DATA IN THIS EXERCISE.
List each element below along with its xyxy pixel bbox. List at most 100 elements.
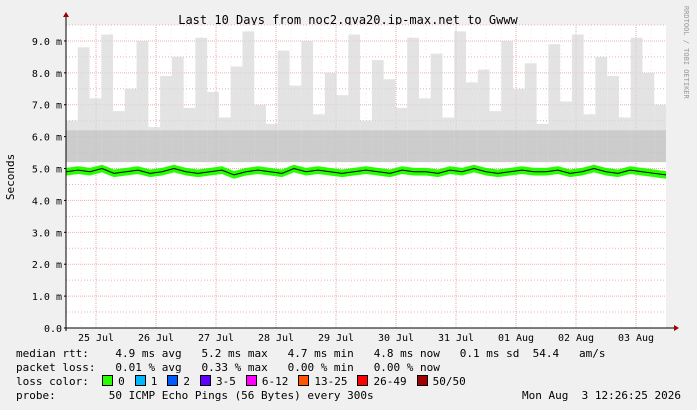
smoke-core xyxy=(571,130,584,163)
smoke-core xyxy=(242,130,255,163)
x-tick-label: 27 Jul xyxy=(198,333,234,344)
x-tick-label: 30 Jul xyxy=(378,333,414,344)
loss-color-label-text: 26-49 xyxy=(373,375,407,388)
rtt-avg: 4.9 ms avg xyxy=(115,347,182,360)
loss-color-item: 50/50 xyxy=(416,375,466,388)
loss-now: 0.00 % now xyxy=(373,361,440,374)
rtt-min: 4.7 ms min xyxy=(287,347,354,360)
smoke-core xyxy=(195,130,208,163)
loss-color-swatch xyxy=(199,375,211,386)
loss-max: 0.33 % max xyxy=(201,361,268,374)
x-tick-label: 31 Jul xyxy=(438,333,474,344)
rtt-max: 5.2 ms max xyxy=(201,347,268,360)
smoke-core xyxy=(477,130,490,163)
y-tick-label: 1.0 m xyxy=(32,292,62,303)
probe-label: probe: xyxy=(16,389,56,402)
smoke-core xyxy=(501,130,514,163)
smoke-core xyxy=(313,130,325,163)
packet-loss-label: packet loss: xyxy=(16,361,96,374)
y-tick-label: 2.0 m xyxy=(32,260,62,271)
watermark: RRDTOOL / TOBI OETIKER xyxy=(682,6,690,100)
loss-color-legend: 0 1 2 3-5 6-12 13-25 26-49 50/50 xyxy=(102,375,476,388)
x-tick-label: 03 Aug xyxy=(618,333,654,344)
smoke-core xyxy=(466,130,478,163)
smoke-core xyxy=(113,130,125,163)
y-tick-label: 0.0 xyxy=(44,324,62,335)
loss-color-item: 6-12 xyxy=(245,375,289,388)
loss-color-swatch xyxy=(298,375,310,386)
median-rtt-row: median rtt: 4.9 ms avg 5.2 ms max 4.7 ms… xyxy=(16,347,606,360)
loss-color-label-text: 6-12 xyxy=(261,375,289,388)
loss-avg: 0.01 % avg xyxy=(115,361,182,374)
loss-color-label-text: 50/50 xyxy=(432,375,466,388)
timestamp: Mon Aug 3 12:26:25 2026 xyxy=(522,389,681,402)
smoke-core xyxy=(66,130,78,163)
smoke-core xyxy=(101,130,114,163)
x-tick-label: 29 Jul xyxy=(318,333,354,344)
smoke-core xyxy=(560,130,572,163)
x-tick-label: 01 Aug xyxy=(498,333,534,344)
probe-text: 50 ICMP Echo Pings (56 Bytes) every 300s xyxy=(108,389,374,402)
smoke-core xyxy=(89,130,102,163)
smoke-core xyxy=(524,130,537,163)
rtt-am: 54.4 am/s xyxy=(532,347,606,360)
x-tick-label: 26 Jul xyxy=(138,333,174,344)
smoke-core xyxy=(254,130,266,163)
smoke-core xyxy=(218,130,231,163)
smoke-core xyxy=(77,130,90,163)
loss-color-item: 0 xyxy=(102,375,125,388)
x-tick-labels: 25 Jul 26 Jul 27 Jul 28 Jul 29 Jul 30 Jul 31 J… xyxy=(78,333,654,344)
smoke-core xyxy=(136,130,149,163)
loss-color-label-text: 1 xyxy=(150,375,158,388)
loss-color-label-text: 0 xyxy=(118,375,125,388)
loss-color-item: 26-49 xyxy=(357,375,407,388)
loss-color-item: 13-25 xyxy=(298,375,347,388)
y-tick-label: 3.0 m xyxy=(32,228,62,239)
smoke-core xyxy=(266,130,278,163)
y-tick-labels: 0.0 1.0 m 2.0 m 3.0 m 4.0 m 5.0 m 6.0 m 7.0 m 8.… xyxy=(32,37,62,335)
loss-color-swatch xyxy=(416,375,428,386)
smoke-core xyxy=(407,130,419,163)
smoke-core xyxy=(595,130,608,163)
x-tick-label: 25 Jul xyxy=(78,333,114,344)
x-tick-label: 02 Aug xyxy=(558,333,594,344)
smoke-core xyxy=(454,130,466,163)
smoke-core xyxy=(395,130,408,163)
loss-min: 0.00 % min xyxy=(287,361,354,374)
loss-color-swatch xyxy=(167,375,179,386)
smoke-core xyxy=(654,130,666,163)
rtt-now: 4.8 ms now xyxy=(373,347,440,360)
smoke-core xyxy=(583,130,596,163)
smoke-core xyxy=(618,130,631,163)
smoke-core xyxy=(277,130,290,163)
median-rtt-label: median rtt: xyxy=(16,347,89,360)
smoke-core xyxy=(536,130,549,163)
smoke-core xyxy=(630,130,643,163)
smoke-core xyxy=(148,130,161,163)
smoke-core xyxy=(442,130,455,163)
smoke-core xyxy=(183,130,196,163)
loss-color-label-text: 2 xyxy=(183,375,190,388)
smoke-core xyxy=(124,130,137,163)
y-tick-label: 7.0 m xyxy=(32,101,62,112)
y-axis-label: Seconds xyxy=(4,154,17,200)
loss-color-item: 1 xyxy=(134,375,158,388)
loss-color-label: loss color: xyxy=(16,375,89,388)
smoke-core xyxy=(548,130,561,163)
packet-loss-row: packet loss: 0.01 % avg 0.33 % max 0.00 … xyxy=(16,361,440,374)
smoke-core xyxy=(383,130,396,163)
smoke-core xyxy=(289,130,302,163)
smoke-core xyxy=(430,130,443,163)
smoke-core xyxy=(348,130,361,163)
smoke-core xyxy=(371,130,384,163)
loss-color-swatch xyxy=(245,375,257,386)
smokeping-chart: Last 10 Days from noc2.gva20.ip-max.net … xyxy=(4,6,690,344)
loss-color-swatch xyxy=(102,375,114,386)
loss-color-item: 2 xyxy=(167,375,190,388)
smoke-core xyxy=(324,130,337,163)
x-tick-label: 28 Jul xyxy=(258,333,294,344)
x-axis-arrow xyxy=(674,325,679,331)
smoke-core xyxy=(301,130,314,163)
loss-color-row: loss color: 0 1 2 3-5 6-12 13-25 26-49 50/50 xyxy=(16,375,476,388)
smoke-core xyxy=(418,130,431,163)
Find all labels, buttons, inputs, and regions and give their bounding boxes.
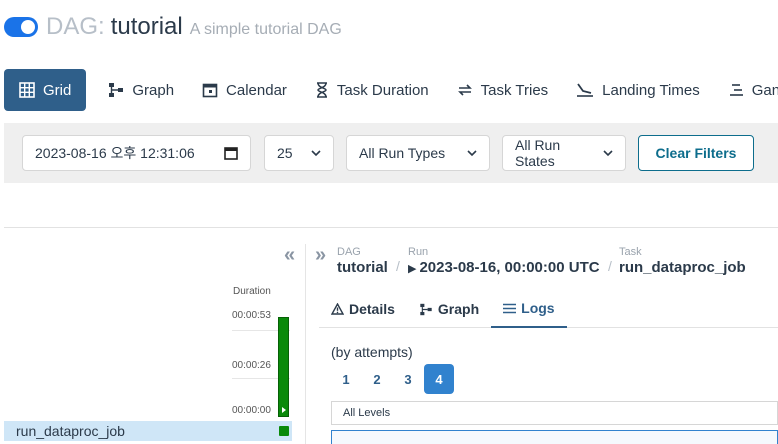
log-level-value: All Levels <box>343 407 391 419</box>
tab-logs[interactable]: Logs <box>491 290 567 328</box>
tab-gantt-label: Gantt <box>751 81 778 99</box>
execution-date-value: 2023-08-16 오후 12:31:06 <box>35 145 195 161</box>
dag-id: tutorial <box>110 13 183 40</box>
chevron-down-icon <box>603 149 613 157</box>
play-icon: ▶ <box>408 263 417 275</box>
dag-header: DAG: tutorial A simple tutorial DAG <box>4 10 342 44</box>
tab-task-duration[interactable]: Task Duration <box>301 69 443 111</box>
tab-detail-graph-label: Graph <box>437 301 480 317</box>
graph-icon <box>419 303 433 316</box>
log-level-select[interactable]: All Levels <box>331 401 778 425</box>
run-type-value: All Run Types <box>359 145 446 161</box>
dag-description: A simple tutorial DAG <box>189 21 342 38</box>
dag-pause-toggle[interactable] <box>4 17 38 37</box>
attempt-button-1[interactable]: 1 <box>331 364 361 394</box>
tab-details-label: Details <box>349 301 395 317</box>
tab-grid-label: Grid <box>43 81 72 99</box>
dag-prefix: DAG: <box>46 13 105 40</box>
play-icon <box>282 407 286 413</box>
breadcrumb-run-label: Run <box>408 246 429 258</box>
attempt-button-2[interactable]: 2 <box>362 364 392 394</box>
detail-tabs: Details Graph Logs <box>319 290 778 328</box>
breadcrumb-dag-label: DAG <box>337 246 361 258</box>
calendar-picker-icon[interactable] <box>224 146 238 160</box>
breadcrumb-task[interactable]: Task run_dataproc_job <box>619 246 746 276</box>
filter-bar: 2023-08-16 오후 12:31:06 25 All Run Types … <box>4 123 778 183</box>
warning-icon <box>331 303 344 315</box>
num-runs-select[interactable]: 25 <box>264 135 334 171</box>
duration-tick-mid: 00:00:26 <box>232 360 271 371</box>
tab-landing-times[interactable]: Landing Times <box>562 69 714 111</box>
duration-tick-zero: 00:00:00 <box>232 405 271 416</box>
duration-axis-label: Duration <box>233 286 271 297</box>
tab-logs-label: Logs <box>521 300 555 316</box>
tab-graph[interactable]: Graph <box>94 69 188 111</box>
run-state-select[interactable]: All Run States <box>502 135 626 171</box>
duration-tick-max: 00:00:53 <box>232 310 271 321</box>
task-row[interactable]: run_dataproc_job <box>4 421 292 441</box>
tab-calendar-label: Calendar <box>226 81 287 99</box>
breadcrumb-run-value: 2023-08-16, 00:00:00 UTC <box>419 259 600 276</box>
tab-detail-graph[interactable]: Graph <box>407 290 491 328</box>
breadcrumb-run-row: ▶ 2023-08-16, 00:00:00 UTC <box>408 259 600 276</box>
run-state-value: All Run States <box>515 137 561 169</box>
tab-details[interactable]: Details <box>319 290 407 328</box>
landing-icon <box>576 82 594 98</box>
execution-date-input[interactable]: 2023-08-16 오후 12:31:06 <box>22 135 251 171</box>
chevron-down-icon <box>311 149 321 157</box>
hourglass-icon <box>315 82 329 98</box>
gantt-icon <box>728 82 744 98</box>
num-runs-value: 25 <box>277 145 293 161</box>
tab-calendar[interactable]: Calendar <box>188 69 301 111</box>
tab-landing-times-label: Landing Times <box>602 81 700 99</box>
breadcrumb-dag[interactable]: DAG tutorial <box>337 246 388 276</box>
tab-grid[interactable]: Grid <box>4 69 87 111</box>
panel-splitter[interactable] <box>305 244 306 444</box>
section-divider <box>4 227 778 228</box>
tab-task-tries-label: Task Tries <box>480 81 549 99</box>
tab-gantt[interactable]: Gantt <box>714 69 778 111</box>
breadcrumb-separator: / <box>608 258 612 274</box>
breadcrumb-dag-value: tutorial <box>337 259 388 276</box>
breadcrumb-separator: / <box>396 258 400 274</box>
attempt-button-4[interactable]: 4 <box>424 364 454 394</box>
attempts-label: (by attempts) <box>331 344 413 360</box>
dag-run-duration-bar[interactable] <box>278 317 289 417</box>
attempt-button-3[interactable]: 3 <box>393 364 423 394</box>
list-icon <box>503 303 517 314</box>
breadcrumb-task-value: run_dataproc_job <box>619 259 746 276</box>
tab-task-tries[interactable]: Task Tries <box>443 69 563 111</box>
calendar-icon <box>202 82 218 98</box>
retry-icon <box>457 82 473 98</box>
clear-filters-button[interactable]: Clear Filters <box>638 135 754 171</box>
breadcrumb-run[interactable]: Run ▶ 2023-08-16, 00:00:00 UTC <box>408 246 600 276</box>
tab-graph-label: Graph <box>132 81 175 99</box>
task-instance-status-box[interactable] <box>279 426 289 436</box>
toggle-knob <box>21 20 35 34</box>
task-name: run_dataproc_job <box>16 423 125 439</box>
run-type-select[interactable]: All Run Types <box>346 135 490 171</box>
expand-details-icon[interactable]: » <box>315 244 326 267</box>
tab-task-duration-label: Task Duration <box>336 81 429 99</box>
view-tabs: Grid Graph Calendar Task Duration Task T… <box>4 69 778 111</box>
breadcrumb-task-label: Task <box>619 246 642 258</box>
graph-icon <box>108 82 124 98</box>
log-output[interactable] <box>331 430 778 444</box>
collapse-grid-icon[interactable]: « <box>284 244 295 267</box>
chevron-down-icon <box>467 149 477 157</box>
grid-icon <box>19 82 35 98</box>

GOAL. Can you copy out, word for word, everything from the line containing "log-level-value: All Levels" down to the line containing "dag-id: tutorial <box>110 13 183 40</box>", with both of those lines included?

ANSWER TO THE TASK.
log-level-value: All Levels <box>343 407 391 419</box>
tab-logs[interactable]: Logs <box>491 290 567 328</box>
tab-gantt-label: Gantt <box>751 81 778 99</box>
execution-date-value: 2023-08-16 오후 12:31:06 <box>35 145 195 161</box>
dag-id: tutorial <box>110 13 183 40</box>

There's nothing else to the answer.